WHAT YOU WILL DO> Wherever a line below holds the word "Grundy", copy that line.

------------------------------------

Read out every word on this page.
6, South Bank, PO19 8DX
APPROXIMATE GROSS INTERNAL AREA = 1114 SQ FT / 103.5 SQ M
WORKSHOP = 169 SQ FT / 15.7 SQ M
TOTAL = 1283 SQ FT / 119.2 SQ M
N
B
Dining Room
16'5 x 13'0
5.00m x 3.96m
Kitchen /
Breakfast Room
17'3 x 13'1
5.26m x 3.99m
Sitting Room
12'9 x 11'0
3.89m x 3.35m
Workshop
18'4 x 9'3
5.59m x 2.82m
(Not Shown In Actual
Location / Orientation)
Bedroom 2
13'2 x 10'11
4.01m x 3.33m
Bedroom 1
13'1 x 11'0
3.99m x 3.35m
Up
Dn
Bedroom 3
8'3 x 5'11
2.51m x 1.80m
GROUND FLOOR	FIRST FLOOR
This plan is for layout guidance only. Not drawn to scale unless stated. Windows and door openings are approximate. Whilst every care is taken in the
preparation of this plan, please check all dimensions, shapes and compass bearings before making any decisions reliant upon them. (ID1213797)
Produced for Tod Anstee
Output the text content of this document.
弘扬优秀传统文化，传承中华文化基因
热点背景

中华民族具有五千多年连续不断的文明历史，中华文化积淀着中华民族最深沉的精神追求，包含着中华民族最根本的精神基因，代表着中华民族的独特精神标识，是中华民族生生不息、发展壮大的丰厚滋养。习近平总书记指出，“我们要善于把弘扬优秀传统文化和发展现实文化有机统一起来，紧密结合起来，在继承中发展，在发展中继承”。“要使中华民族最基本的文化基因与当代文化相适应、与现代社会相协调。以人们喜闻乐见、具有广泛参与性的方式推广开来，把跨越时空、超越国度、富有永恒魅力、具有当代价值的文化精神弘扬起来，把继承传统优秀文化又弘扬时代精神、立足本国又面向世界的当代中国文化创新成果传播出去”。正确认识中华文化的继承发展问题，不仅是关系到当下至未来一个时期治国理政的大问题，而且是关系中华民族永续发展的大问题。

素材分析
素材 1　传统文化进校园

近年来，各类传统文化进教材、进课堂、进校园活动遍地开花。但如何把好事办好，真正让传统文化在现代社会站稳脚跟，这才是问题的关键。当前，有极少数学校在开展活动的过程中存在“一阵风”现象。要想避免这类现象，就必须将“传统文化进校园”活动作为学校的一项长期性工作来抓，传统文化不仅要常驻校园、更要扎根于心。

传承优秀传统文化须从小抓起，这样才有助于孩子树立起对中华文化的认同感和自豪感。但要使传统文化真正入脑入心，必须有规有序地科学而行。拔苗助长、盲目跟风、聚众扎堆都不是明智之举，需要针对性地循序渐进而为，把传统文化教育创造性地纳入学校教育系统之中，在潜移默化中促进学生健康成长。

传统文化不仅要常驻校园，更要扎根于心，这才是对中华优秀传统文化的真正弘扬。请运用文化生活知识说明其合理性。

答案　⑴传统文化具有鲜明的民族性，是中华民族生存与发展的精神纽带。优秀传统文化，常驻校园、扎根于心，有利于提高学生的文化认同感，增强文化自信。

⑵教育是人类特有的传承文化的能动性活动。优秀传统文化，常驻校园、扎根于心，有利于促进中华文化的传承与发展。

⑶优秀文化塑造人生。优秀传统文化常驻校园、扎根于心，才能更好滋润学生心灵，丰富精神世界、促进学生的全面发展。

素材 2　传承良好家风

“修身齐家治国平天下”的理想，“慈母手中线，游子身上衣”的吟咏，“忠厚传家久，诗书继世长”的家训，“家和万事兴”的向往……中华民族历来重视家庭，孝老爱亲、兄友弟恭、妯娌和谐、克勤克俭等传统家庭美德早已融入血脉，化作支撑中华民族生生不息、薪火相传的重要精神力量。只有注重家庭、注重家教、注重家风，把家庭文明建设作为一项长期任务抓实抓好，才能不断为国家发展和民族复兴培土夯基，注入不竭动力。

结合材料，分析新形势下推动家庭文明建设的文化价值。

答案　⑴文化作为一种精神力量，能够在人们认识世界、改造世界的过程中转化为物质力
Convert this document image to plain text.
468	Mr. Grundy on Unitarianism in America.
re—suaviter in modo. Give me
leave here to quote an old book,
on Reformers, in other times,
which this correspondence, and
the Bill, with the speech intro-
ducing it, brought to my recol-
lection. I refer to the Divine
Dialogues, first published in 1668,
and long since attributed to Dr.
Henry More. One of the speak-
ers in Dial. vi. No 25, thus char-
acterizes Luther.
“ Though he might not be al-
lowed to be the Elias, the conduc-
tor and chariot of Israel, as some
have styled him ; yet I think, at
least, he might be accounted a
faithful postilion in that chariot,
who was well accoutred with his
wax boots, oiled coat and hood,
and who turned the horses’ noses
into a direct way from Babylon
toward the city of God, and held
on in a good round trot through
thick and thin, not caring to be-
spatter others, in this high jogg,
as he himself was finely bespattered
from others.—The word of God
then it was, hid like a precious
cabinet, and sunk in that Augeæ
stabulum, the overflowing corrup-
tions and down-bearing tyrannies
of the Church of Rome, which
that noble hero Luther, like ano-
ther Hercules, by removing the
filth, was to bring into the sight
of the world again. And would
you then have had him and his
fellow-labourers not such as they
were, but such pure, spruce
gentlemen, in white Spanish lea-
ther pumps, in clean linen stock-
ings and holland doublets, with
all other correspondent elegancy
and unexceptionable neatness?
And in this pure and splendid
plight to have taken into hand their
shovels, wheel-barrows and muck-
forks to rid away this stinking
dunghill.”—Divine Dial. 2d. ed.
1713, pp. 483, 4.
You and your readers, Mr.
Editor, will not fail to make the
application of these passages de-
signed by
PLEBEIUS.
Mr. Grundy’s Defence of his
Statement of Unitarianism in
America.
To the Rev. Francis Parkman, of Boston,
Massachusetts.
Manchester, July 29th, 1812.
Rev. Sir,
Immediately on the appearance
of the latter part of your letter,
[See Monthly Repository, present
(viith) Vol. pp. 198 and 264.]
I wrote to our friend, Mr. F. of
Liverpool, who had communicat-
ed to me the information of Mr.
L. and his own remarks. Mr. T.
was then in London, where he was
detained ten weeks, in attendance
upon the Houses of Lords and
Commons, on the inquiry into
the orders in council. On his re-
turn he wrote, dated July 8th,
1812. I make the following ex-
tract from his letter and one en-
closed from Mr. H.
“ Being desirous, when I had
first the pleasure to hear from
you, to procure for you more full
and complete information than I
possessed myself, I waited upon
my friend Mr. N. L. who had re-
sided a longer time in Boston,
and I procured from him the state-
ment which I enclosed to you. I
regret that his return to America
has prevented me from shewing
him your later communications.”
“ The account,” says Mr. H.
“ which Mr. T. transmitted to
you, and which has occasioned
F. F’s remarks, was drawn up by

------------------------------------

PROBLEM SOLUTION>
468	Mr. Grundy on Unitarianism in America.
Mr. Grundy’s Defence of his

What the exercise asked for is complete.